#### [Information provided]
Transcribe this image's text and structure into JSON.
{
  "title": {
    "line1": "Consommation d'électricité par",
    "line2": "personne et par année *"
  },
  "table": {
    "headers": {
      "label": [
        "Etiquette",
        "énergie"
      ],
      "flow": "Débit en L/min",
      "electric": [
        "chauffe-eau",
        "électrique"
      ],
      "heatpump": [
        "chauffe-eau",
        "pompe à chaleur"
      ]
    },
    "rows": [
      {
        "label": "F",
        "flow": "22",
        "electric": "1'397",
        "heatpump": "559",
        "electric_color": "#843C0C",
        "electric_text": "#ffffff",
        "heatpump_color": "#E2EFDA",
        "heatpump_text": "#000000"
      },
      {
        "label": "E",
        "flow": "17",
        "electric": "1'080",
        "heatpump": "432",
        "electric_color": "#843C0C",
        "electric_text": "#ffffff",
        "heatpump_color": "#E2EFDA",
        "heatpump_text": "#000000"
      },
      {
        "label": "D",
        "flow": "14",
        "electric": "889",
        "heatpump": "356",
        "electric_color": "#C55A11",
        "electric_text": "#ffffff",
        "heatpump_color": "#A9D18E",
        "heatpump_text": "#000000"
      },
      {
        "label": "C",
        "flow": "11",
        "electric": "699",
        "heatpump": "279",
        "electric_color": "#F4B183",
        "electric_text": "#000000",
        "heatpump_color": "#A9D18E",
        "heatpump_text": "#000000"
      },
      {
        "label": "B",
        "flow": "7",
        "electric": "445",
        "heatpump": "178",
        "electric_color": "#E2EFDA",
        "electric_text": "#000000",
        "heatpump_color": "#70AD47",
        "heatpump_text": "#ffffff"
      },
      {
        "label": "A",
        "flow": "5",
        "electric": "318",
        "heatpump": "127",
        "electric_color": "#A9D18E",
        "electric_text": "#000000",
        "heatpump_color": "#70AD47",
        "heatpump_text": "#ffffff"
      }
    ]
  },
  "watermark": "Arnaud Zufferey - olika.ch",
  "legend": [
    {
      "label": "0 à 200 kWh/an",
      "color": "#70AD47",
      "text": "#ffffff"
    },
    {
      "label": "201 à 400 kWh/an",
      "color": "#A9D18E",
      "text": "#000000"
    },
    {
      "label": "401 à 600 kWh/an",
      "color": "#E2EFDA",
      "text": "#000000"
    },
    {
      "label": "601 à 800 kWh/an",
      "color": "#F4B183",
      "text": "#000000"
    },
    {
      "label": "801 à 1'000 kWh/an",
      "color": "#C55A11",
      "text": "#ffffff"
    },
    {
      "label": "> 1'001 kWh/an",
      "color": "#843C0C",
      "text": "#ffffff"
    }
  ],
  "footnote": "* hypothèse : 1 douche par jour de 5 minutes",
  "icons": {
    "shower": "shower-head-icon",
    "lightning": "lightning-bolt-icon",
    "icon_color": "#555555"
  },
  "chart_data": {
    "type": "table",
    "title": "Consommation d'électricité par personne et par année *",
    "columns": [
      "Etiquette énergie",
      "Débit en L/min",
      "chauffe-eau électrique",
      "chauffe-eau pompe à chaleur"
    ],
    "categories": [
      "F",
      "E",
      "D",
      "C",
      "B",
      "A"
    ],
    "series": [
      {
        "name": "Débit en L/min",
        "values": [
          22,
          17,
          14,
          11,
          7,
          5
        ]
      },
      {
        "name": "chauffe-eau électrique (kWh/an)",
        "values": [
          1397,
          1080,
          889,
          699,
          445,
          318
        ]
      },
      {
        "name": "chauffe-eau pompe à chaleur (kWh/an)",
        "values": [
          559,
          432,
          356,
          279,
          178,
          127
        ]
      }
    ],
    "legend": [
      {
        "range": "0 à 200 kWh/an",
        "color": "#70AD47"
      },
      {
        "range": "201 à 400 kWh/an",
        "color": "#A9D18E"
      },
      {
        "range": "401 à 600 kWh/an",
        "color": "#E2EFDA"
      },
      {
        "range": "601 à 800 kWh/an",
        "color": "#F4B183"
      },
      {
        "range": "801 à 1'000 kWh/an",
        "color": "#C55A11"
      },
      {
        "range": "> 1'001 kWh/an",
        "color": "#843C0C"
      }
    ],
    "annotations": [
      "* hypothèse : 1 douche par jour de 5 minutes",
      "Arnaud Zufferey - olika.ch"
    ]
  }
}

#### [The problem]
Reproduce each record exactly, leaving nothing out.

#### [Response below]
Transcribe this image's text and structure into JSON.
{
  "title": {
    "line1": "Consommation d'électricité par",
    "line2": "personne et par année *"
  },
  "table": {
    "headers": {
      "label": [
        "Etiquette",
        "énergie"
      ],
      "flow": "Débit en L/min",
      "electric": [
        "chauffe-eau",
        "électrique"
      ],
      "heatpump": [
        "chauffe-eau",
        "pompe à chaleur"
      ]
    },
    "rows": [
      {
        "label": "F",
        "flow": "22",
        "electric": "1'397",
        "heatpump": "559",
        "electric_color": "#843C0C",
        "electric_text": "#ffffff",
        "heatpump_color": "#E2EFDA",
        "heatpump_text": "#000000"
      },
      {
        "label": "E",
        "flow": "17",
        "electric": "1'080",
        "heatpump": "432",
        "electric_color": "#843C0C",
        "electric_text": "#ffffff",
        "heatpump_color": "#E2EFDA",
        "heatpump_text": "#000000"
      },
      {
        "label": "D",
        "flow": "14",
        "electric": "889",
        "heatpump": "356",
        "electric_color": "#C55A11",
        "electric_text": "#ffffff",
        "heatpump_color": "#A9D18E",
        "heatpump_text": "#000000"
      },
      {
        "label": "C",
        "flow": "11",
        "electric": "699",
        "heatpump": "279",
        "electric_color": "#F4B183",
        "electric_text": "#000000",
        "heatpump_color": "#A9D18E",
        "heatpump_text": "#000000"
      },
      {
        "label": "B",
        "flow": "7",
        "electric": "445",
        "heatpump": "178",
        "electric_color": "#E2EFDA",
        "electric_text": "#000000",
        "heatpump_color": "#70AD47",
        "heatpump_text": "#ffffff"
      },
      {
        "label": "A",
        "flow": "5",
        "electric": "318",
        "heatpump": "127",
        "electric_color": "#A9D18E",
        "electric_text": "#000000",
        "heatpump_color": "#70AD47",
        "heatpump_text": "#ffffff"
      }
    ]
  },
  "watermark": "Arnaud Zufferey - olika.ch",
  "legend": [
    {
      "label": "0 à 200 kWh/an",
      "color": "#70AD47",
      "text": "#ffffff"
    },
    {
      "label": "201 à 400 kWh/an",
      "color": "#A9D18E",
      "text": "#000000"
    },
    {
      "label": "401 à 600 kWh/an",
      "color": "#E2EFDA",
      "text": "#000000"
    },
    {
      "label": "601 à 800 kWh/an",
      "color": "#F4B183",
      "text": "#000000"
    },
    {
      "label": "801 à 1'000 kWh/an",
      "color": "#C55A11",
      "text": "#ffffff"
    },
    {
      "label": "> 1'001 kWh/an",
      "color": "#843C0C",
      "text": "#ffffff"
    }
  ],
  "footnote": "* hypothèse : 1 douche par jour de 5 minutes",
  "icons": {
    "shower": "shower-head-icon",
    "lightning": "lightning-bolt-icon",
    "icon_color": "#555555"
  },
  "chart_data": {
    "type": "table",
    "title": "Consommation d'électricité par personne et par année *",
    "columns": [
      "Etiquette énergie",
      "Débit en L/min",
      "chauffe-eau électrique",
      "chauffe-eau pompe à chaleur"
    ],
    "categories": [
      "F",
      "E",
      "D",
      "C",
      "B",
      "A"
    ],
    "series": [
      {
        "name": "Débit en L/min",
        "values": [
          22,
          17,
          14,
          11,
          7,
          5
        ]
      },
      {
        "name": "chauffe-eau électrique (kWh/an)",
        "values": [
          1397,
          1080,
          889,
          699,
          445,
          318
        ]
      },
      {
        "name": "chauffe-eau pompe à chaleur (kWh/an)",
        "values": [
          559,
          432,
          356,
          279,
          178,
          127
        ]
      }
    ],
    "legend": [
      {
        "range": "0 à 200 kWh/an",
        "color": "#70AD47"
      },
      {
        "range": "201 à 400 kWh/an",
        "color": "#A9D18E"
      },
      {
        "range": "401 à 600 kWh/an",
        "color": "#E2EFDA"
      },
      {
        "range": "601 à 800 kWh/an",
        "color": "#F4B183"
      },
      {
        "range": "801 à 1'000 kWh/an",
        "color": "#C55A11"
      },
      {
        "range": "> 1'001 kWh/an",
        "color": "#843C0C"
      }
    ],
    "annotations": [
      "* hypothèse : 1 douche par jour de 5 minutes",
      "Arnaud Zufferey - olika.ch"
    ]
  }
}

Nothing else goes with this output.